-- Problem to solve --
Scan the data below for the string "University". Copy every line where it appears.

========================

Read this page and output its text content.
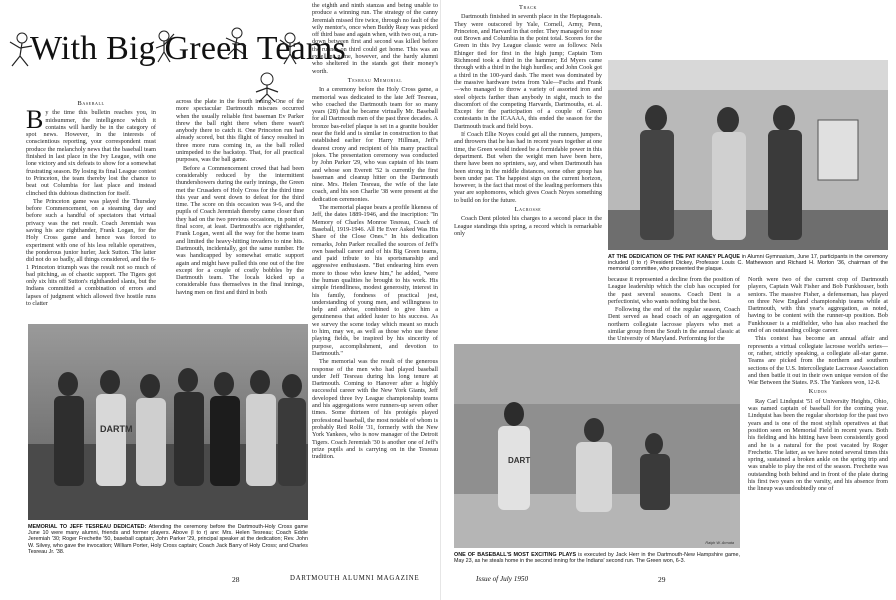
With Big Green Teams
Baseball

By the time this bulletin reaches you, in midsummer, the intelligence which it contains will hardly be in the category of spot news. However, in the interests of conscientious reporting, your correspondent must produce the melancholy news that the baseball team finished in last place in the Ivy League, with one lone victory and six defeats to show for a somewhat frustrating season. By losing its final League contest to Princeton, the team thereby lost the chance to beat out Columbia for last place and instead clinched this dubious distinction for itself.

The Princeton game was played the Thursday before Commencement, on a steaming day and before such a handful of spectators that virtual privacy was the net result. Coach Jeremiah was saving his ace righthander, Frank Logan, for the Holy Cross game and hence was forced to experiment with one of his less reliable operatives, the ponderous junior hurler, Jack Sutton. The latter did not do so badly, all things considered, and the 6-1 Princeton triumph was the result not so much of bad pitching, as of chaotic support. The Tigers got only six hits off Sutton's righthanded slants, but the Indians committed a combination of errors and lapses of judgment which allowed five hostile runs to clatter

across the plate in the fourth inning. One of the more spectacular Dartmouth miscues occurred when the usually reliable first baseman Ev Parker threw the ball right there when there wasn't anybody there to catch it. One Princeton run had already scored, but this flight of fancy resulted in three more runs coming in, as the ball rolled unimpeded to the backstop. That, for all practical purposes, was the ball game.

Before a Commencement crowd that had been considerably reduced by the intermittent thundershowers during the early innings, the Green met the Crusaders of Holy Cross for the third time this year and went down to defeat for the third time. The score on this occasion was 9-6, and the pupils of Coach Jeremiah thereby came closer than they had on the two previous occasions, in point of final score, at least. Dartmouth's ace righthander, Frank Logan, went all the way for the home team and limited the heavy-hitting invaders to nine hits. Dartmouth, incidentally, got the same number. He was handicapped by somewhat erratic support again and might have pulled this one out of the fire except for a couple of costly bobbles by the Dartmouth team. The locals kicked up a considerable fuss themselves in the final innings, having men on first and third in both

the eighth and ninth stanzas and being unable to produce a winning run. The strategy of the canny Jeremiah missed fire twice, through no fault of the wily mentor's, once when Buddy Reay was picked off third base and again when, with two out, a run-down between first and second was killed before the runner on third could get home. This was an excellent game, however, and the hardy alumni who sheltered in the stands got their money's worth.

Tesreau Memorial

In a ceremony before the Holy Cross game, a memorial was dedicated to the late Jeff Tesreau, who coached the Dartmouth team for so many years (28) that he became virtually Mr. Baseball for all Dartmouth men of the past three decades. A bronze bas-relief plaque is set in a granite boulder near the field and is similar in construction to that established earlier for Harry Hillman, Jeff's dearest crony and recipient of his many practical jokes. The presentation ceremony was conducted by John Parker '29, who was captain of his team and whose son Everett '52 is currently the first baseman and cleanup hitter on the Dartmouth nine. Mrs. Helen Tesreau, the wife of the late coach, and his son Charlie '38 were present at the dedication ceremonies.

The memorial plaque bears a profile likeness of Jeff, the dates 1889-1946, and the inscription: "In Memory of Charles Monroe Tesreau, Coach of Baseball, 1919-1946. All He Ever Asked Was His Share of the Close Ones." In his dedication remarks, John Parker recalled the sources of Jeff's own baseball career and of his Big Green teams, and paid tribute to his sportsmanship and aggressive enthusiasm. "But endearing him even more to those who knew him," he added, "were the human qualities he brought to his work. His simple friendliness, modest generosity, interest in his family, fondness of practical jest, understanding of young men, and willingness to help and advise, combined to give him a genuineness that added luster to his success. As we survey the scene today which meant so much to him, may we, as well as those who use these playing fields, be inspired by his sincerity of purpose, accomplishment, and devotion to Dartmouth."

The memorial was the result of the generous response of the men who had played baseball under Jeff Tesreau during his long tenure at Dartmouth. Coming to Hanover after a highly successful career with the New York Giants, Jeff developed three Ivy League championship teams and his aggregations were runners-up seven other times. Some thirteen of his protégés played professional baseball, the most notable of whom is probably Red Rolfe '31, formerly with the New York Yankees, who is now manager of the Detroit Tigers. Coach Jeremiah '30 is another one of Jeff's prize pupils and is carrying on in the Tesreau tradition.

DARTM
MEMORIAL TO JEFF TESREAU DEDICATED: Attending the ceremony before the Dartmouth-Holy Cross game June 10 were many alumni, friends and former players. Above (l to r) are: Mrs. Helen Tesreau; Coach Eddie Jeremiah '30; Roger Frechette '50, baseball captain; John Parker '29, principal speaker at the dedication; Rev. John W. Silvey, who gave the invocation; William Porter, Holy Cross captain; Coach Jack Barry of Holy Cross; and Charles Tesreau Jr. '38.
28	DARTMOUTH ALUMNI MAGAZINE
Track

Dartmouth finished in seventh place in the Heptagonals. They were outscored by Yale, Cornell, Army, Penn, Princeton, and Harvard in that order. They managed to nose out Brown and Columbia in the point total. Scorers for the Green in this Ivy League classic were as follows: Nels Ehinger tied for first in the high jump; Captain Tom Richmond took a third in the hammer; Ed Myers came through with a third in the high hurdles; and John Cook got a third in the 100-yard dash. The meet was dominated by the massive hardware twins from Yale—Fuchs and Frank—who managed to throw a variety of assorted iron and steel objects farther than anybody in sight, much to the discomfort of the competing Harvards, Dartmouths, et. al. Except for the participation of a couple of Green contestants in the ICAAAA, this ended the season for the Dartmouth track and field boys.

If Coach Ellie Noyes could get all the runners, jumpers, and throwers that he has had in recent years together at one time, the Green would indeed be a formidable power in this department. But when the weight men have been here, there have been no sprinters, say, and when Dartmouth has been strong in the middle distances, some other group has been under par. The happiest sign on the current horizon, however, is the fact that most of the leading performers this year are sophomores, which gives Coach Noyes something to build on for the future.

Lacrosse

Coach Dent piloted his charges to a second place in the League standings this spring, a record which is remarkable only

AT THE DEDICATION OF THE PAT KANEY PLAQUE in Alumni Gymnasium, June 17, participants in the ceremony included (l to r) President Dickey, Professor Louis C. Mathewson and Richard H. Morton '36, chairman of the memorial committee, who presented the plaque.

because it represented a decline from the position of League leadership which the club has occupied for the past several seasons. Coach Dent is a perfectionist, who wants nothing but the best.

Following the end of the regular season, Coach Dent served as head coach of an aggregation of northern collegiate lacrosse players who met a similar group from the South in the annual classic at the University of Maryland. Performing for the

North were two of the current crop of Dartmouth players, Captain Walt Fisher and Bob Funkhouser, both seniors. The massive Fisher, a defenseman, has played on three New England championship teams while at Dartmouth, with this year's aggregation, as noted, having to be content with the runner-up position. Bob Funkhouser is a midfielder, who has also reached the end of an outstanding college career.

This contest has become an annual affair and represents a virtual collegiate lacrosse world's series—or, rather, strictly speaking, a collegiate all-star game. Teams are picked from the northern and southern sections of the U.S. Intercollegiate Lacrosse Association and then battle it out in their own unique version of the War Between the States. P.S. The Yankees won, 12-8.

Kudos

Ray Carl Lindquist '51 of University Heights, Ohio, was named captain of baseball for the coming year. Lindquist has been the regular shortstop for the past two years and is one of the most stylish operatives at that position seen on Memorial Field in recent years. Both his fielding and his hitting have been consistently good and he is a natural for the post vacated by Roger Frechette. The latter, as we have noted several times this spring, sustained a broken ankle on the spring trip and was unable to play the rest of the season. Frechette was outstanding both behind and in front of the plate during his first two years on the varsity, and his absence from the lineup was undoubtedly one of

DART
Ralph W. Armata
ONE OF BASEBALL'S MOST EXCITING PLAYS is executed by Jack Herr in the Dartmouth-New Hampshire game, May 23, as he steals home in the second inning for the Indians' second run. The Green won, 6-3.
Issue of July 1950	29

========================

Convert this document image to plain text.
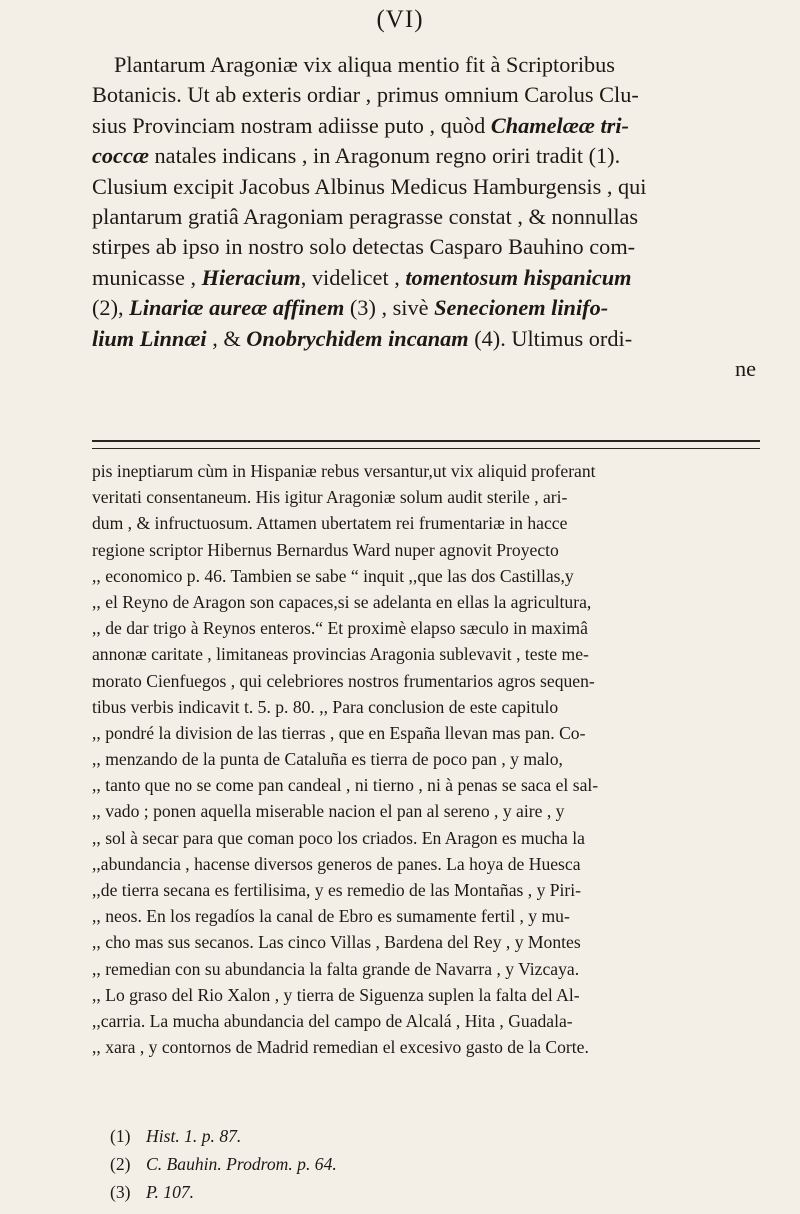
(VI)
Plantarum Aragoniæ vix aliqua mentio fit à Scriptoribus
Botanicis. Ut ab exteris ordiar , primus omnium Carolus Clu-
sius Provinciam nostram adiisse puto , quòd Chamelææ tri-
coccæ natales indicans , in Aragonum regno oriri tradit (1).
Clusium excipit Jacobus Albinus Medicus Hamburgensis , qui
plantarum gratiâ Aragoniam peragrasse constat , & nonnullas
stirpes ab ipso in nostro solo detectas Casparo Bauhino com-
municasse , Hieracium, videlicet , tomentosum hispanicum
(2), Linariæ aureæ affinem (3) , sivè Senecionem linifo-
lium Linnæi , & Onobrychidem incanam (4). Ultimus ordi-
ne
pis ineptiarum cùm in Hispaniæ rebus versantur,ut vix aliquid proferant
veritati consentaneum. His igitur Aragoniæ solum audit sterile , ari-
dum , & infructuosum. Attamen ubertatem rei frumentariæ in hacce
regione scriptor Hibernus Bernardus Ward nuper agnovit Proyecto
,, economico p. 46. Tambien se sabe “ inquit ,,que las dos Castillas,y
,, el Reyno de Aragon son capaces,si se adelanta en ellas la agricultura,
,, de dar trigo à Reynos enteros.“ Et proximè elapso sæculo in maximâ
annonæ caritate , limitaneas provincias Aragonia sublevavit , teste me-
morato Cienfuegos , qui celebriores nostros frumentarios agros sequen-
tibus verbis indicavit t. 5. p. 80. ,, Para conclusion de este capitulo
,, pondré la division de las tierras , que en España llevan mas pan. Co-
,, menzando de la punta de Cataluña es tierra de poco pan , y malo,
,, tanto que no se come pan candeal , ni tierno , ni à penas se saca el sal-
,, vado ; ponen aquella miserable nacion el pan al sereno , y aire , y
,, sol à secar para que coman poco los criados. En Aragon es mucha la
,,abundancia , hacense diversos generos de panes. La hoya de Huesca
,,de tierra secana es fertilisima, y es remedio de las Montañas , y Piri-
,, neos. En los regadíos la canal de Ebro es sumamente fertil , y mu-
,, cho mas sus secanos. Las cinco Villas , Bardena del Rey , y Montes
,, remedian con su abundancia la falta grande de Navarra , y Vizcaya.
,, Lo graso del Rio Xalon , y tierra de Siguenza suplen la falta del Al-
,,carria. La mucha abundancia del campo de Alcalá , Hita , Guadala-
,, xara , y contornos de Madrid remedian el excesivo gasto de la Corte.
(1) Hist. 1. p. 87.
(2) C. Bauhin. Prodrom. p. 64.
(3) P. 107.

========================

-- Task result --
Following the end of the regular season, Coach Dent served as head coach of an aggregation of northern collegiate lacrosse players who met a similar group from the South in the annual classic at the University of Maryland. Performing for the
Ray Carl Lindquist '51 of University Heights, Ohio, was named captain of baseball for the coming year. Lindquist has been the regular shortstop for the past two years and is one of the most stylish operatives at that position seen on Memorial Field in recent years. Both his fielding and his hitting have been consistently good and he is a natural for the post vacated by Roger Frechette. The latter, as we have noted several times this spring, sustained a broken ankle on the spring trip and was unable to play the rest of the season. Frechette was outstanding both behind and in front of the plate during his first two years on the varsity, and his absence from the lineup was undoubtedly one of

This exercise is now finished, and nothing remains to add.